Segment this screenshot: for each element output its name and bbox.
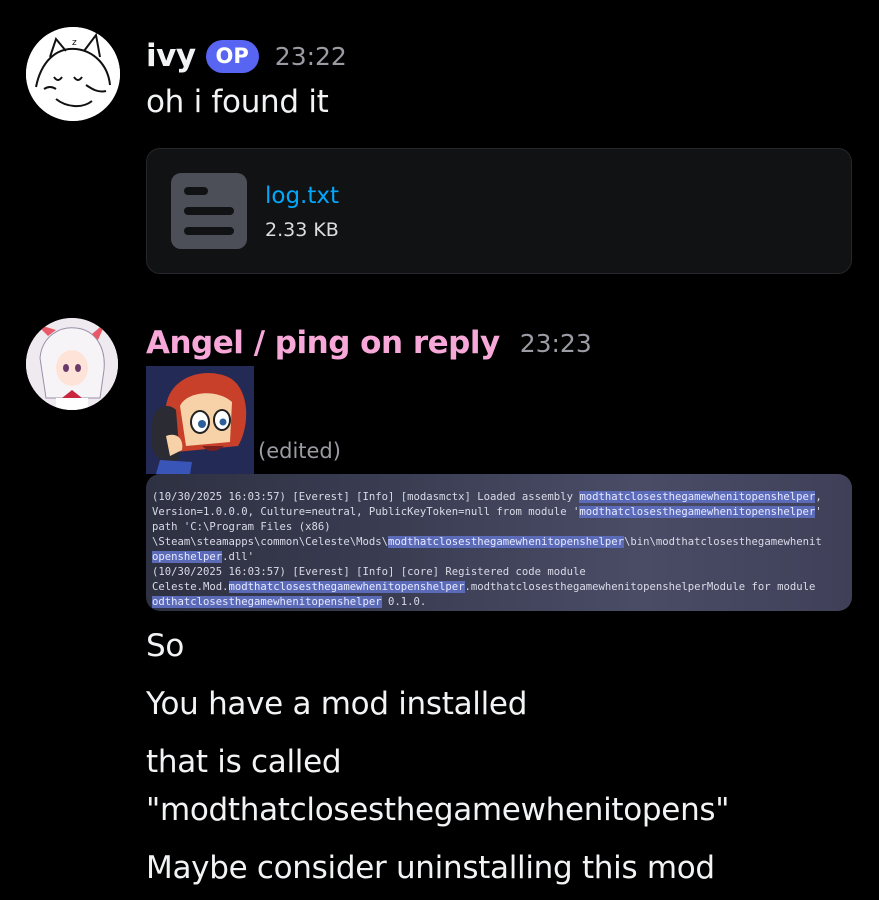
username-ivy[interactable]: ivy bbox=[146, 38, 196, 74]
message-text: You have a mod installed bbox=[146, 686, 528, 722]
file-name-link[interactable]: log.txt bbox=[265, 183, 339, 209]
timestamp: 23:22 bbox=[274, 41, 347, 71]
text-file-icon bbox=[171, 173, 247, 249]
log-line: Version=1.0.0.0, Culture=neutral, Public… bbox=[152, 506, 822, 518]
message-text: that is called bbox=[146, 744, 342, 780]
log-line: odthatclosesthegamewhenitopenshelper 0.1… bbox=[152, 596, 427, 608]
message-text: "modthatclosesthegamewhenitopens" bbox=[146, 792, 730, 828]
message-text: So bbox=[146, 628, 185, 664]
file-size: 2.33 KB bbox=[265, 219, 339, 241]
timestamp: 23:23 bbox=[519, 328, 592, 358]
author-line: Angel / ping on reply 23:23 bbox=[146, 325, 592, 361]
log-line: openshelper.dll' bbox=[152, 551, 255, 563]
log-line: (10/30/2025 16:03:57) [Everest] [Info] [… bbox=[152, 491, 822, 503]
message-text: oh i found it bbox=[146, 84, 329, 120]
op-badge: OP bbox=[205, 39, 259, 73]
avatar-ivy[interactable]: z bbox=[26, 27, 120, 121]
author-line: ivy OP 23:22 bbox=[146, 38, 347, 74]
sticker-image-icon bbox=[146, 366, 254, 474]
svg-text:z: z bbox=[72, 38, 77, 48]
username-angel[interactable]: Angel / ping on reply bbox=[146, 325, 500, 361]
log-line: path 'C:\Program Files (x86) bbox=[152, 521, 331, 533]
cat-doodle-avatar-icon: z bbox=[26, 27, 120, 121]
log-line: \Steam\steamapps\common\Celeste\Mods\mod… bbox=[152, 536, 822, 548]
phone-call-character-sticker[interactable] bbox=[146, 366, 254, 474]
avatar-angel[interactable] bbox=[26, 318, 118, 410]
anime-girl-avatar-icon bbox=[26, 318, 118, 410]
log-line: (10/30/2025 16:03:57) [Everest] [Info] [… bbox=[152, 566, 586, 578]
message-text: Maybe consider uninstalling this mod bbox=[146, 850, 715, 886]
log-line: Celeste.Mod.modthatclosesthegamewhenitop… bbox=[152, 581, 816, 593]
log-screenshot-image[interactable]: (10/30/2025 16:03:57) [Everest] [Info] [… bbox=[146, 474, 852, 611]
edited-indicator: (edited) bbox=[258, 439, 341, 463]
file-attachment[interactable]: log.txt 2.33 KB bbox=[146, 148, 852, 274]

——

Письменное задание: Представьте в виде списка строк JSON фрагмент, который начинается со строки, содержащей «username-ivy[interactable]: ivy bbox=[146, 38, 196, 74]», и заканчивается строкой, содержащей «log-line: odthatclosesthegamewhenitopenshelper 0.1…». Обе границы включите, каждой строке отведите отдельный элемент списка, пустые строки опустите.

Ответ на задание:
[
  "username-ivy[interactable]: ivy bbox=[146, 38, 196, 74]",
  "message-text: You have a mod installed bbox=[146, 686, 528, 722]",
  "file-name-link[interactable]: log.txt bbox=[265, 183, 339, 209]",
  "timestamp: 23:22 bbox=[274, 41, 347, 71]",
  "text-file-icon bbox=[171, 173, 247, 249]",
  "log-line: Version=1.0.0.0, Culture=neutral, Public… bbox=[152, 506, 822, 518]",
  "message-text: that is called bbox=[146, 744, 342, 780]",
  "log-line: odthatclosesthegamewhenitopenshelper 0.1… bbox=[152, 596, 427, 608]"
]